Entries taken from a collection:
— START —
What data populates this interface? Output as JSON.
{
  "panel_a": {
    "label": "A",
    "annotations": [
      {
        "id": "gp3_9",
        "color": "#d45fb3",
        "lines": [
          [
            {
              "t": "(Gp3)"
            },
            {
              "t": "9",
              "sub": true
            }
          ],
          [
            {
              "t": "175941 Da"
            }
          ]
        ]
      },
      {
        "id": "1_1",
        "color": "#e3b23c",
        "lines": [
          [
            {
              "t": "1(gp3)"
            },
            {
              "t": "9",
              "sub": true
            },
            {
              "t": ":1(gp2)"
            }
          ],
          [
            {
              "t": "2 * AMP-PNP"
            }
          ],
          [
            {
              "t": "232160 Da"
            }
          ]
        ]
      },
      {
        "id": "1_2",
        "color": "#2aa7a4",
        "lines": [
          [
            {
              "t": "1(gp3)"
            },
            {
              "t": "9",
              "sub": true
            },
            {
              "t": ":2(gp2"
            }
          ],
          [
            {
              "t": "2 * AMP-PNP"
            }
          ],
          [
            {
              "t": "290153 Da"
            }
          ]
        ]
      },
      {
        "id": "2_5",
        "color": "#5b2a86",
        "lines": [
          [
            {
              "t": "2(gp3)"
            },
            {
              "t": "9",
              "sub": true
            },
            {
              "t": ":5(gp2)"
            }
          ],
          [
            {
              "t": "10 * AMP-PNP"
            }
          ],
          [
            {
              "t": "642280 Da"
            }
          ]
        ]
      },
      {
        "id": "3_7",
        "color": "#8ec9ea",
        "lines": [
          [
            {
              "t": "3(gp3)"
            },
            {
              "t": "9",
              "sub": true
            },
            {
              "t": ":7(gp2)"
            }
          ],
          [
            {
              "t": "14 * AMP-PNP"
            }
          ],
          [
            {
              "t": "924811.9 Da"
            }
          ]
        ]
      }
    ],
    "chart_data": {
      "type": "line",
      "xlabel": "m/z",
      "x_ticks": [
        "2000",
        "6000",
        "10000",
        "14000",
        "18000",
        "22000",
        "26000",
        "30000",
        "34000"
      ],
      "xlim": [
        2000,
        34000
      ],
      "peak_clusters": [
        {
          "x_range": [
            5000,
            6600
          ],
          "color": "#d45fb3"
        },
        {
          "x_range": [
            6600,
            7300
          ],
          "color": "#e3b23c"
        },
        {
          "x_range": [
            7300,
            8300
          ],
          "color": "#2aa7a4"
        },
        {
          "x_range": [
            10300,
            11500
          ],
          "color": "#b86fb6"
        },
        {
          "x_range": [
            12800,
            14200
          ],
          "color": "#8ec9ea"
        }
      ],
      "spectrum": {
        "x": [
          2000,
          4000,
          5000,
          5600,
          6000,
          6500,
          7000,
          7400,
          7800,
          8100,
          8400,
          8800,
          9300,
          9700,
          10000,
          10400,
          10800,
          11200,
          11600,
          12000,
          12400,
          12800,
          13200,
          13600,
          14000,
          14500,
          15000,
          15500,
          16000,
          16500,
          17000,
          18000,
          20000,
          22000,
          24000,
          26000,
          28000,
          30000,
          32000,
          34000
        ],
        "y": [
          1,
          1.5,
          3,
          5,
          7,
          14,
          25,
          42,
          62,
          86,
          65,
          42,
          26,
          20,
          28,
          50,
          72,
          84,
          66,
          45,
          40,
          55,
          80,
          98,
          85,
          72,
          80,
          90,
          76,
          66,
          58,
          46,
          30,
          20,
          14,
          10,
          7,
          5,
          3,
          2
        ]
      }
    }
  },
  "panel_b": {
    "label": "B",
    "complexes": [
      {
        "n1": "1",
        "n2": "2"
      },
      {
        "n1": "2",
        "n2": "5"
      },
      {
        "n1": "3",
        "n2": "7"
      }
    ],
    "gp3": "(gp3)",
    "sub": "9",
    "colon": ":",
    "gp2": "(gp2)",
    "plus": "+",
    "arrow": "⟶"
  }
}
— END —
Restate the whole listing exactly, leaving out nothing.

What data populates this interface? Output as JSON.
{
  "panel_a": {
    "label": "A",
    "annotations": [
      {
        "id": "gp3_9",
        "color": "#d45fb3",
        "lines": [
          [
            {
              "t": "(Gp3)"
            },
            {
              "t": "9",
              "sub": true
            }
          ],
          [
            {
              "t": "175941 Da"
            }
          ]
        ]
      },
      {
        "id": "1_1",
        "color": "#e3b23c",
        "lines": [
          [
            {
              "t": "1(gp3)"
            },
            {
              "t": "9",
              "sub": true
            },
            {
              "t": ":1(gp2)"
            }
          ],
          [
            {
              "t": "2 * AMP-PNP"
            }
          ],
          [
            {
              "t": "232160 Da"
            }
          ]
        ]
      },
      {
        "id": "1_2",
        "color": "#2aa7a4",
        "lines": [
          [
            {
              "t": "1(gp3)"
            },
            {
              "t": "9",
              "sub": true
            },
            {
              "t": ":2(gp2"
            }
          ],
          [
            {
              "t": "2 * AMP-PNP"
            }
          ],
          [
            {
              "t": "290153 Da"
            }
          ]
        ]
      },
      {
        "id": "2_5",
        "color": "#5b2a86",
        "lines": [
          [
            {
              "t": "2(gp3)"
            },
            {
              "t": "9",
              "sub": true
            },
            {
              "t": ":5(gp2)"
            }
          ],
          [
            {
              "t": "10 * AMP-PNP"
            }
          ],
          [
            {
              "t": "642280 Da"
            }
          ]
        ]
      },
      {
        "id": "3_7",
        "color": "#8ec9ea",
        "lines": [
          [
            {
              "t": "3(gp3)"
            },
            {
              "t": "9",
              "sub": true
            },
            {
              "t": ":7(gp2)"
            }
          ],
          [
            {
              "t": "14 * AMP-PNP"
            }
          ],
          [
            {
              "t": "924811.9 Da"
            }
          ]
        ]
      }
    ],
    "chart_data": {
      "type": "line",
      "xlabel": "m/z",
      "x_ticks": [
        "2000",
        "6000",
        "10000",
        "14000",
        "18000",
        "22000",
        "26000",
        "30000",
        "34000"
      ],
      "xlim": [
        2000,
        34000
      ],
      "peak_clusters": [
        {
          "x_range": [
            5000,
            6600
          ],
          "color": "#d45fb3"
        },
        {
          "x_range": [
            6600,
            7300
          ],
          "color": "#e3b23c"
        },
        {
          "x_range": [
            7300,
            8300
          ],
          "color": "#2aa7a4"
        },
        {
          "x_range": [
            10300,
            11500
          ],
          "color": "#b86fb6"
        },
        {
          "x_range": [
            12800,
            14200
          ],
          "color": "#8ec9ea"
        }
      ],
      "spectrum": {
        "x": [
          2000,
          4000,
          5000,
          5600,
          6000,
          6500,
          7000,
          7400,
          7800,
          8100,
          8400,
          8800,
          9300,
          9700,
          10000,
          10400,
          10800,
          11200,
          11600,
          12000,
          12400,
          12800,
          13200,
          13600,
          14000,
          14500,
          15000,
          15500,
          16000,
          16500,
          17000,
          18000,
          20000,
          22000,
          24000,
          26000,
          28000,
          30000,
          32000,
          34000
        ],
        "y": [
          1,
          1.5,
          3,
          5,
          7,
          14,
          25,
          42,
          62,
          86,
          65,
          42,
          26,
          20,
          28,
          50,
          72,
          84,
          66,
          45,
          40,
          55,
          80,
          98,
          85,
          72,
          80,
          90,
          76,
          66,
          58,
          46,
          30,
          20,
          14,
          10,
          7,
          5,
          3,
          2
        ]
      }
    }
  },
  "panel_b": {
    "label": "B",
    "complexes": [
      {
        "n1": "1",
        "n2": "2"
      },
      {
        "n1": "2",
        "n2": "5"
      },
      {
        "n1": "3",
        "n2": "7"
      }
    ],
    "gp3": "(gp3)",
    "sub": "9",
    "colon": ":",
    "gp2": "(gp2)",
    "plus": "+",
    "arrow": "⟶"
  }
}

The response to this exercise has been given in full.